*** Record set ***
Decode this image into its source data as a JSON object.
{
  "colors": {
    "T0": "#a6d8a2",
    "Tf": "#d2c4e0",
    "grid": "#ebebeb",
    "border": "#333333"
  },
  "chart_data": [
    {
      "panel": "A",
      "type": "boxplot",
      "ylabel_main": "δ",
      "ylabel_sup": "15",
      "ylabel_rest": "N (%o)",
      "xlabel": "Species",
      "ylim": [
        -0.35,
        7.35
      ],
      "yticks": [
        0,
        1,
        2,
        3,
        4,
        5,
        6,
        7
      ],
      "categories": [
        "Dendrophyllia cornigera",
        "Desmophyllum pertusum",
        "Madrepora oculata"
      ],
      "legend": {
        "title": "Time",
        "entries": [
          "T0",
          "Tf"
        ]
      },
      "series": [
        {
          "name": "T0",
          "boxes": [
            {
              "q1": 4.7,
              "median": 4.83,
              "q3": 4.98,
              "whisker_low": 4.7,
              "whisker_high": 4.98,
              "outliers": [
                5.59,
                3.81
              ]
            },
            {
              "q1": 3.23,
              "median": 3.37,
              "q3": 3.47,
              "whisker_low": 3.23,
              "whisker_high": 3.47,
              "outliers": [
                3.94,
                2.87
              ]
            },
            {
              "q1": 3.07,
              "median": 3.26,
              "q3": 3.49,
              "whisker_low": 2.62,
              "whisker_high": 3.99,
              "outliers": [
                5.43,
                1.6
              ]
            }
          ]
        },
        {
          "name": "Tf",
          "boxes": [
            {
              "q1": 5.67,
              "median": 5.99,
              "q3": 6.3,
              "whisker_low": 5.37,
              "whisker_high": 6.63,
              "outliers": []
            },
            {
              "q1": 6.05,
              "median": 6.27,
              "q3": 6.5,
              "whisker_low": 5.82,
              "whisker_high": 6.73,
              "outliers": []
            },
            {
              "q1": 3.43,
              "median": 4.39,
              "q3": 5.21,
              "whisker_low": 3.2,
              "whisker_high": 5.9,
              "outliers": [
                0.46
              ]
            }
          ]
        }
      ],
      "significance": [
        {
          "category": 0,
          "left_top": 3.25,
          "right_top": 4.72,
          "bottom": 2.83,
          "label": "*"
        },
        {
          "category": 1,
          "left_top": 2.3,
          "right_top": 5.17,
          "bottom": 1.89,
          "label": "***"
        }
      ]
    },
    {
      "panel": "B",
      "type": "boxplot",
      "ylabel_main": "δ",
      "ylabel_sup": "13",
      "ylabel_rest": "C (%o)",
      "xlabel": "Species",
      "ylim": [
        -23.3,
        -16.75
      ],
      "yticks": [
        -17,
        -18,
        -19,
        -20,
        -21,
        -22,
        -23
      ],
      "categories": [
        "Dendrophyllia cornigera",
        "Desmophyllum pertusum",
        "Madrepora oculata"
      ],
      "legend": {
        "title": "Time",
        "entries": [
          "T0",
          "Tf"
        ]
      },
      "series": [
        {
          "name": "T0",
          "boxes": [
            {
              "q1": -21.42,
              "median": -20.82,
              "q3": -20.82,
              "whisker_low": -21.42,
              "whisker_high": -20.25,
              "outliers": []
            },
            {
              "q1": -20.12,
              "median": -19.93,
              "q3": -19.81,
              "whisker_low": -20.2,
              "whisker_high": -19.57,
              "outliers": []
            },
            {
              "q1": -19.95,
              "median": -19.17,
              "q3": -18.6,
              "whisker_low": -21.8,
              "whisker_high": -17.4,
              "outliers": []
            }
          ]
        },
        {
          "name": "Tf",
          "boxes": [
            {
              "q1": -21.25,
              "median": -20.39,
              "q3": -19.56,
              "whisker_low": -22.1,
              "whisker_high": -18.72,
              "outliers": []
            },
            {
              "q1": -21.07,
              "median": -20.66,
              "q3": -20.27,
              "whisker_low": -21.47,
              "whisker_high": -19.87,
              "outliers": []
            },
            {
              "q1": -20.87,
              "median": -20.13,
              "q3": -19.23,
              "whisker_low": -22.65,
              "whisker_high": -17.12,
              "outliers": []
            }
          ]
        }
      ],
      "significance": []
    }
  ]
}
***
**Instructions to follow:** Extract, from the listing above, every line where the string "median" occurs.

**Answer to this exercise:**
              "median": 4.83,
              "median": 3.37,
              "median": 3.26,
              "median": 5.99,
              "median": 6.27,
              "median": 4.39,
              "median": -20.82,
              "median": -19.93,
              "median": -19.17,
              "median": -20.39,
              "median": -20.66,
              "median": -20.13,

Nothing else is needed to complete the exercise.